Every entry below should be transcribed exactly; pictures stay out of the copy.

▬▬▬▬▬▬▬▬▬▬

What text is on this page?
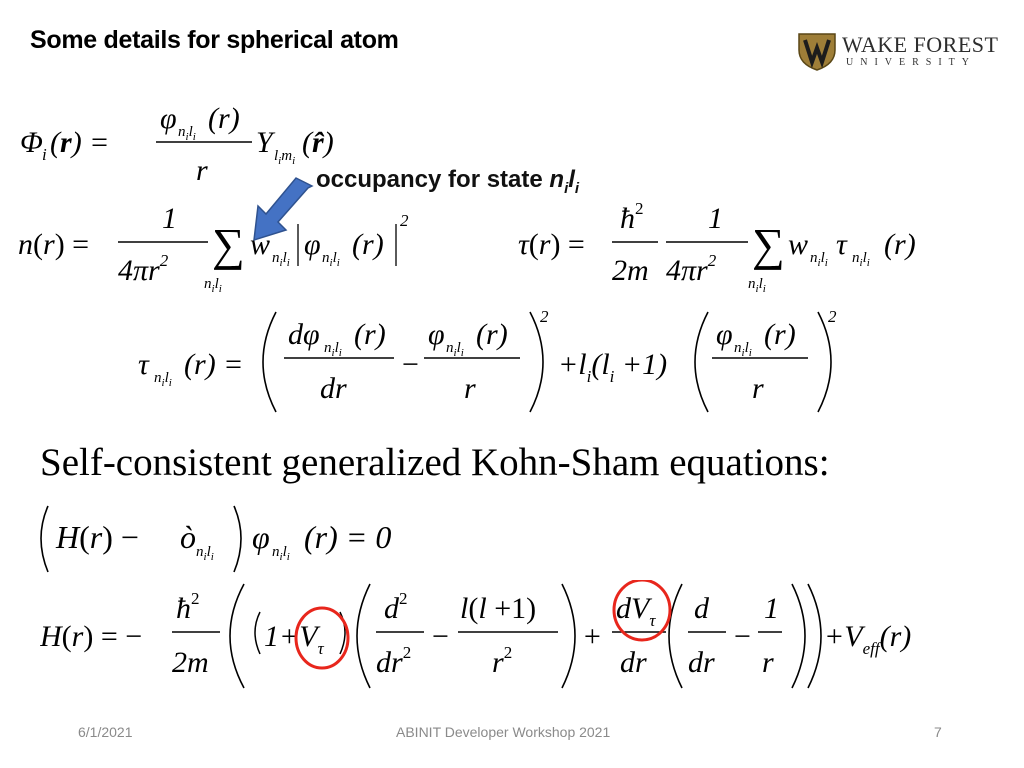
Some details for spherical atom	WAKE FOREST
UNIVERSITY
Φ i (r) =
φ $n_il_i$
(r)
r
Y $l_im_i$
(r̂)
occupancy for state $n_il_i$
n(r) =
1
$4\pi r^2$ ∑
$n_il_i$
w $n_il_i$
φ $n_il_i$
(r)
2
τ(r) =
$ħ^2$
2m
1
$4\pi r^2$ ∑
$n_il_i$
w $n_il_i$
τ $n_il_i$
(r)
τ $n_il_i$
(r) =
dφ $n_il_i$
(r)
dr
−
φ $n_il_i$
(r)
r
2
$+l_i(l_i +1)$
φ $n_il_i$
(r)
r
2
Self-consistent generalized Kohn-Sham equations:
H(r) − ò $n_il_i$
φ $n_il_i$
(r) = 0
H(r) = −
$ħ^2$
2m
$1+V_\tau$
$d^2$
$dr^2$ −
l(l +1)
$r^2$ +
$dV_\tau$
dr
d
dr
−
1
r
$+V_{eff}(r)$
6/1/2021	ABINIT Developer Workshop 2021	7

▬▬▬▬▬▬▬▬▬▬

* COMPLETE ANSWER *
What text is on this page?
Some details for spherical atom	WAKE FOREST
UNIVERSITY
Φ i (r) =
φ $n_il_i$
(r)
r
Y $l_im_i$
(r̂)
occupancy for state $n_il_i$
n(r) =
1
$4\pi r^2$ ∑
$n_il_i$
w $n_il_i$
φ $n_il_i$
(r)
2
τ(r) =
$ħ^2$
2m
1
$4\pi r^2$ ∑
$n_il_i$
w $n_il_i$
τ $n_il_i$
(r)
τ $n_il_i$
(r) =
dφ $n_il_i$
(r)
dr
−
φ $n_il_i$
(r)
r
2
$+l_i(l_i +1)$
φ $n_il_i$
(r)
r
2
Self-consistent generalized Kohn-Sham equations:
H(r) − ò $n_il_i$
φ $n_il_i$
(r) = 0
H(r) = −
$ħ^2$
2m
$1+V_\tau$
$d^2$
$dr^2$ −
l(l +1)
$r^2$ +
$dV_\tau$
dr
d
dr
−
1
r
$+V_{eff}(r)$
6/1/2021	ABINIT Developer Workshop 2021	7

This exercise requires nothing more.